[Begin Data shown]

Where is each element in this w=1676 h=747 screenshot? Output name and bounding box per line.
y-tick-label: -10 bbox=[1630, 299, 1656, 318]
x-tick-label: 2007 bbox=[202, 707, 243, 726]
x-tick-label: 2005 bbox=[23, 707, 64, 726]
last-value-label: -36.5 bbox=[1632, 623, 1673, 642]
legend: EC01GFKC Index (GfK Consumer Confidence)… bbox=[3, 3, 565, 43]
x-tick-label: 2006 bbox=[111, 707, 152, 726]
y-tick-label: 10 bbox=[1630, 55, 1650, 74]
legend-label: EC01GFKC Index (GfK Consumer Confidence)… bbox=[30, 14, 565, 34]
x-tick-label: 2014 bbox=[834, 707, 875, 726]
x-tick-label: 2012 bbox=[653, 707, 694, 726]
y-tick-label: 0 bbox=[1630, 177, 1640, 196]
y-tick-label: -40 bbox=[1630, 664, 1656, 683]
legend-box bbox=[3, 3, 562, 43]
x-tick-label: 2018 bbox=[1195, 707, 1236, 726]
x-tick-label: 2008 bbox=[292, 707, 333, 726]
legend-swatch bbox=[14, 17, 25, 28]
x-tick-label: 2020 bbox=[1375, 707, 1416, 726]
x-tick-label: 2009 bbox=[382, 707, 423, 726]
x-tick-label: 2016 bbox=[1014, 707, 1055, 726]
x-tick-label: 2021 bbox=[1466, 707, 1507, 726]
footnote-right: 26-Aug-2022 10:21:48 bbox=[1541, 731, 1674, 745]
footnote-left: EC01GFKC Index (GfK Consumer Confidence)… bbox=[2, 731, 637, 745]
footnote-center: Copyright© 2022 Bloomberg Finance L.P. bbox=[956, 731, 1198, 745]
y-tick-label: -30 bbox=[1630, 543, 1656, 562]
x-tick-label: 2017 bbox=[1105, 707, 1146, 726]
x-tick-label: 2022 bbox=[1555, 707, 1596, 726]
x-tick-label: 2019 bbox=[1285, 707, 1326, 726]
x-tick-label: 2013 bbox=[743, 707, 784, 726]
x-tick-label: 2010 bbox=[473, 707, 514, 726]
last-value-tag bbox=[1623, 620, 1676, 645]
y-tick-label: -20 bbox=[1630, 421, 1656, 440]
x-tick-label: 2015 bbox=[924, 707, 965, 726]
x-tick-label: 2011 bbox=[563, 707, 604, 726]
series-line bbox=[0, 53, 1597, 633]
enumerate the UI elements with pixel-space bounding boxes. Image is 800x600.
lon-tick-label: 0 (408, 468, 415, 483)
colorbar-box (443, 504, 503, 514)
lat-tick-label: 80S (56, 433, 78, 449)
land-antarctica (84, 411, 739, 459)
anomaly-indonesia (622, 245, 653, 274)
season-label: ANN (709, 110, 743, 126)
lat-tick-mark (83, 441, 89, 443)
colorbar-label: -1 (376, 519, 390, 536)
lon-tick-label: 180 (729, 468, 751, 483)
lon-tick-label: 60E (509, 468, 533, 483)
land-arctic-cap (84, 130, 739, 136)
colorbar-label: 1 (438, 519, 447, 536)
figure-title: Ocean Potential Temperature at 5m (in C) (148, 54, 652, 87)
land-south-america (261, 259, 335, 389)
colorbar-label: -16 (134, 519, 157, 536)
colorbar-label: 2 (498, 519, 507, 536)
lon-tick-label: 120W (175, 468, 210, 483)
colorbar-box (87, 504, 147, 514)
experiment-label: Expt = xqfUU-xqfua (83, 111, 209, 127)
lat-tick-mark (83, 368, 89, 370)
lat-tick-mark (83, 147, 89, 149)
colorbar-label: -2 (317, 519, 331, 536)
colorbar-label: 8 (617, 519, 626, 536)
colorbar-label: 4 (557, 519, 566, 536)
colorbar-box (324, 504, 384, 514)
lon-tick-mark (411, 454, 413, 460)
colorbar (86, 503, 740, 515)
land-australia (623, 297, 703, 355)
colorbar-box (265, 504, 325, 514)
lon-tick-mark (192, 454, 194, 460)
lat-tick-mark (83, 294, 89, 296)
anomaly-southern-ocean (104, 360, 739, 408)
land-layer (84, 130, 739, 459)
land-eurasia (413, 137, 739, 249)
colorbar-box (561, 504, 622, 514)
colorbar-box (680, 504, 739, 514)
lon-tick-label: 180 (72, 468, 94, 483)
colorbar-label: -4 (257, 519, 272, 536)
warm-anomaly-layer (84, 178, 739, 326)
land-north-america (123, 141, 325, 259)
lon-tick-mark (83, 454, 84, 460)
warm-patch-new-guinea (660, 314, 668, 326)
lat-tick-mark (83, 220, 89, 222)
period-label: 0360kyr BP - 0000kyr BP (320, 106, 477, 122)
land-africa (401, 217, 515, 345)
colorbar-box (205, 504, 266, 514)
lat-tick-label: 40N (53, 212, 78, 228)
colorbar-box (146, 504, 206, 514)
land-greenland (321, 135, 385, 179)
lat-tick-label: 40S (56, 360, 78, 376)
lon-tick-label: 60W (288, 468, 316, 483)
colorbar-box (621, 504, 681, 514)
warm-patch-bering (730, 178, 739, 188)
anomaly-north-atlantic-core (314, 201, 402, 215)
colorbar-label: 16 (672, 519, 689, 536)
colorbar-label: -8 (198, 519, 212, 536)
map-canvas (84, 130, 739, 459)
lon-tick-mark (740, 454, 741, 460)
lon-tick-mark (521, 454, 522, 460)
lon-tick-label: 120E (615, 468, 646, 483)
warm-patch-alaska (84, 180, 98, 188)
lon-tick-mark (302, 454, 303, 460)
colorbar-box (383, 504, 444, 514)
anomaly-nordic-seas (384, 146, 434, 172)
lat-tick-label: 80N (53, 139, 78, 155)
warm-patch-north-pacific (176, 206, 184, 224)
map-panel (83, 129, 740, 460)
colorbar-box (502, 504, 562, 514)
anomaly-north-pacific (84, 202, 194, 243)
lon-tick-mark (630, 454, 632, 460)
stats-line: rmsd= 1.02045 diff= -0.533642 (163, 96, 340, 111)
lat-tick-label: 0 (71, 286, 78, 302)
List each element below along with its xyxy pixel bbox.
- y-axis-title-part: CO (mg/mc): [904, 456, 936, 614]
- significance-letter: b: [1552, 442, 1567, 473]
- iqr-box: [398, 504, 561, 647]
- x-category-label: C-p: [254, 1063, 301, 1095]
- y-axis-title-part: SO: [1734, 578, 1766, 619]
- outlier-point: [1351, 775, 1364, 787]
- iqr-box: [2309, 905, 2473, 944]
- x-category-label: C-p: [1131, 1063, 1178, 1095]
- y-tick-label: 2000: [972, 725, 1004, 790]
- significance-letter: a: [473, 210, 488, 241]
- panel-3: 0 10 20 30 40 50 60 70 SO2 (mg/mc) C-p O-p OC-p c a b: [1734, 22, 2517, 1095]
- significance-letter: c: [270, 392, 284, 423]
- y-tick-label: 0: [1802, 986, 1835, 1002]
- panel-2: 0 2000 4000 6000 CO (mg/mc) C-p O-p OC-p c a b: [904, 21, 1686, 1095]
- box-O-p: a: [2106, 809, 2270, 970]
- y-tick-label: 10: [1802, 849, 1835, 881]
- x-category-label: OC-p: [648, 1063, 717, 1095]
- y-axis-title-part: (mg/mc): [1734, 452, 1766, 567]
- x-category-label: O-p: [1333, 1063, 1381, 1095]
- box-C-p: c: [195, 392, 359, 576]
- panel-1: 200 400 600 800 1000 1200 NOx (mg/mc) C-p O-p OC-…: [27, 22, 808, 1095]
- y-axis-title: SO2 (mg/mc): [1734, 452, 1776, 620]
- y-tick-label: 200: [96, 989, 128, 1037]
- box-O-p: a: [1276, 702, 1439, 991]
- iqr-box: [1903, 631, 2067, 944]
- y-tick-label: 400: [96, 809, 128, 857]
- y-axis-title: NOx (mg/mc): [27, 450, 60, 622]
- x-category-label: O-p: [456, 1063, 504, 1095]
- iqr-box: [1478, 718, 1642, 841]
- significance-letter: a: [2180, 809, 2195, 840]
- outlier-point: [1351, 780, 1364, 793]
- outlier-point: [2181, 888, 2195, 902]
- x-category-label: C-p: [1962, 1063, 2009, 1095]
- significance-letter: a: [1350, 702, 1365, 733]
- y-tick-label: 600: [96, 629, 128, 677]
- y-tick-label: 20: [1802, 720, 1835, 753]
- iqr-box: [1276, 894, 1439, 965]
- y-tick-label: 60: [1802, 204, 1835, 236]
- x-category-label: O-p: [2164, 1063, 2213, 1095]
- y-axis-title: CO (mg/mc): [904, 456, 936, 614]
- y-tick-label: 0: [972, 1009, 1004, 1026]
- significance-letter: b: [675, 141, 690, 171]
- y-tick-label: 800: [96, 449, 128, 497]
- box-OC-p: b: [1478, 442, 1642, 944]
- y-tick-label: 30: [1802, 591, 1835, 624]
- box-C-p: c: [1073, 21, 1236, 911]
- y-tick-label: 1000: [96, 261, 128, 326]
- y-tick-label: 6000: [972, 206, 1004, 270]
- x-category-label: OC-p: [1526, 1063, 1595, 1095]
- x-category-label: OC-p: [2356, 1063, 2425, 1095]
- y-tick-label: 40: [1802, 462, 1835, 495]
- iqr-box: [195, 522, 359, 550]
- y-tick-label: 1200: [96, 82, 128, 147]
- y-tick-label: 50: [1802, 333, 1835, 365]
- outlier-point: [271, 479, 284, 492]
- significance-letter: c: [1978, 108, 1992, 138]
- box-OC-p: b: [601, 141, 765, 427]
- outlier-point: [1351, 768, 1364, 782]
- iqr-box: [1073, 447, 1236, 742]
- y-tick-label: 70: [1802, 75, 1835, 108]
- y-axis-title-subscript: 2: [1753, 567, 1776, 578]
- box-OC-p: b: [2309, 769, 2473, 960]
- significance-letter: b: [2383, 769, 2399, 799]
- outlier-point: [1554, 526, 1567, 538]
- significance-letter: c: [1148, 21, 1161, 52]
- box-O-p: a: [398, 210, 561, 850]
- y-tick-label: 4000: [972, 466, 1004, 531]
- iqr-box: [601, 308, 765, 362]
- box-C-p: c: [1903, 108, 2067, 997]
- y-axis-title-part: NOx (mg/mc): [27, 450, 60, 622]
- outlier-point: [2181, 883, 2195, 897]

[End Data shown]

Task description -
Could you lay out the data from its first line up to and including the line with "y-tick-label: 10 bbox=[1630, 55, 1650, 74]" as a JSON list of strings, one per line, leaving out blank lines?

Task answer -
[
  "Where is each element in this w=1676 h=747 screenshot? Output name and bounding box per line.",
  "y-tick-label: -10 bbox=[1630, 299, 1656, 318]",
  "x-tick-label: 2007 bbox=[202, 707, 243, 726]",
  "x-tick-label: 2005 bbox=[23, 707, 64, 726]",
  "last-value-label: -36.5 bbox=[1632, 623, 1673, 642]",
  "legend: EC01GFKC Index (GfK Consumer Confidence)… bbox=[3, 3, 565, 43]",
  "x-tick-label: 2006 bbox=[111, 707, 152, 726]",
  "y-tick-label: 10 bbox=[1630, 55, 1650, 74]"
]